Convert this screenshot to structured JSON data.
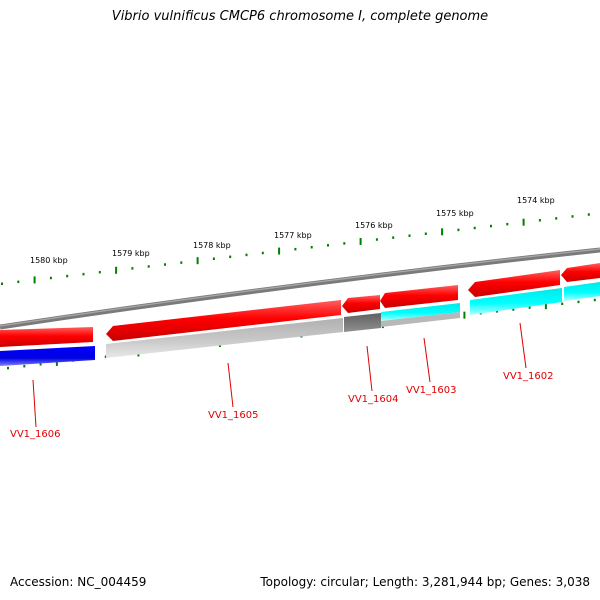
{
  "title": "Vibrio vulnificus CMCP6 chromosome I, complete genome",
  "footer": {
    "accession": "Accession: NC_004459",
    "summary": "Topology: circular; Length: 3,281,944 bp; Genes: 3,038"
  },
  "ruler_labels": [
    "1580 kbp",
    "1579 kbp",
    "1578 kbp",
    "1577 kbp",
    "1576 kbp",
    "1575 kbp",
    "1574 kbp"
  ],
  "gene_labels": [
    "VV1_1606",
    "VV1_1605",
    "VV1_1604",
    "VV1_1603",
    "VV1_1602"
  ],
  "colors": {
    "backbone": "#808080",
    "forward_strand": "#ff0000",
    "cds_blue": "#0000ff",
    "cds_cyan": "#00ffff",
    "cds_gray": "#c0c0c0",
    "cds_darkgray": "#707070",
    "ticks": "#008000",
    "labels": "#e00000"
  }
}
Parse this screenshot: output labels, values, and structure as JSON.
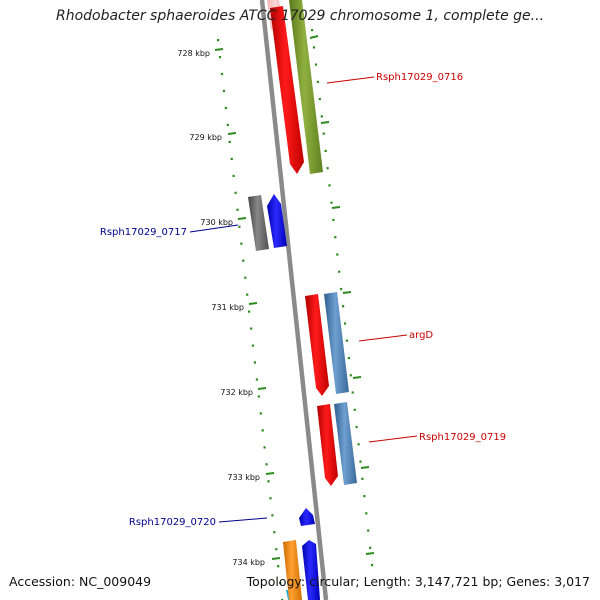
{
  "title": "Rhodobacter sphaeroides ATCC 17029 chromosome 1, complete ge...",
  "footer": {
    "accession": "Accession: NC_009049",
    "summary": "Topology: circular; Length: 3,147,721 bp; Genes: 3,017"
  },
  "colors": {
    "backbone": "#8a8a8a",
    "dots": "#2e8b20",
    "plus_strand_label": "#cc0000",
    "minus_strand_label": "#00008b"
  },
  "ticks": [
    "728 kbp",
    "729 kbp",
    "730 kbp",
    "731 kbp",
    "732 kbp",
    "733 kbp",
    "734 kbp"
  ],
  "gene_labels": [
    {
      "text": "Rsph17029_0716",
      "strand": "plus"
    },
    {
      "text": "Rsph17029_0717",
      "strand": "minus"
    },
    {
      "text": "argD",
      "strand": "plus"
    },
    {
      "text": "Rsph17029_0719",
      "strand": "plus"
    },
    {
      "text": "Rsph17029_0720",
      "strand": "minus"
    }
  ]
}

····················

[WORK ITEM]
In your copy, omit the pictures and restate every line of the data word for word.

[EXERCISE RESPONSE]
Convert this screenshot to structured JSON data.
{
  "title": "Vibrio vulnificus CMCP6 chromosome I, complete genome",
  "footer": {
    "accession": "Accession: NC_004459",
    "summary": "Topology: circular; Length: 3,281,944 bp; Genes: 3,038"
  },
  "ruler_labels": [
    "1580 kbp",
    "1579 kbp",
    "1578 kbp",
    "1577 kbp",
    "1576 kbp",
    "1575 kbp",
    "1574 kbp"
  ],
  "gene_labels": [
    "VV1_1606",
    "VV1_1605",
    "VV1_1604",
    "VV1_1603",
    "VV1_1602"
  ],
  "colors": {
    "backbone": "#808080",
    "forward_strand": "#ff0000",
    "cds_blue": "#0000ff",
    "cds_cyan": "#00ffff",
    "cds_gray": "#c0c0c0",
    "cds_darkgray": "#707070",
    "ticks": "#008000",
    "labels": "#e00000"
  }
}
Parse this screenshot: output labels, values, and structure as JSON.
{
  "title": "Rhodobacter sphaeroides ATCC 17029 chromosome 1, complete ge...",
  "footer": {
    "accession": "Accession: NC_009049",
    "summary": "Topology: circular; Length: 3,147,721 bp; Genes: 3,017"
  },
  "colors": {
    "backbone": "#8a8a8a",
    "dots": "#2e8b20",
    "plus_strand_label": "#cc0000",
    "minus_strand_label": "#00008b"
  },
  "ticks": [
    "728 kbp",
    "729 kbp",
    "730 kbp",
    "731 kbp",
    "732 kbp",
    "733 kbp",
    "734 kbp"
  ],
  "gene_labels": [
    {
      "text": "Rsph17029_0716",
      "strand": "plus"
    },
    {
      "text": "Rsph17029_0717",
      "strand": "minus"
    },
    {
      "text": "argD",
      "strand": "plus"
    },
    {
      "text": "Rsph17029_0719",
      "strand": "plus"
    },
    {
      "text": "Rsph17029_0720",
      "strand": "minus"
    }
  ]
}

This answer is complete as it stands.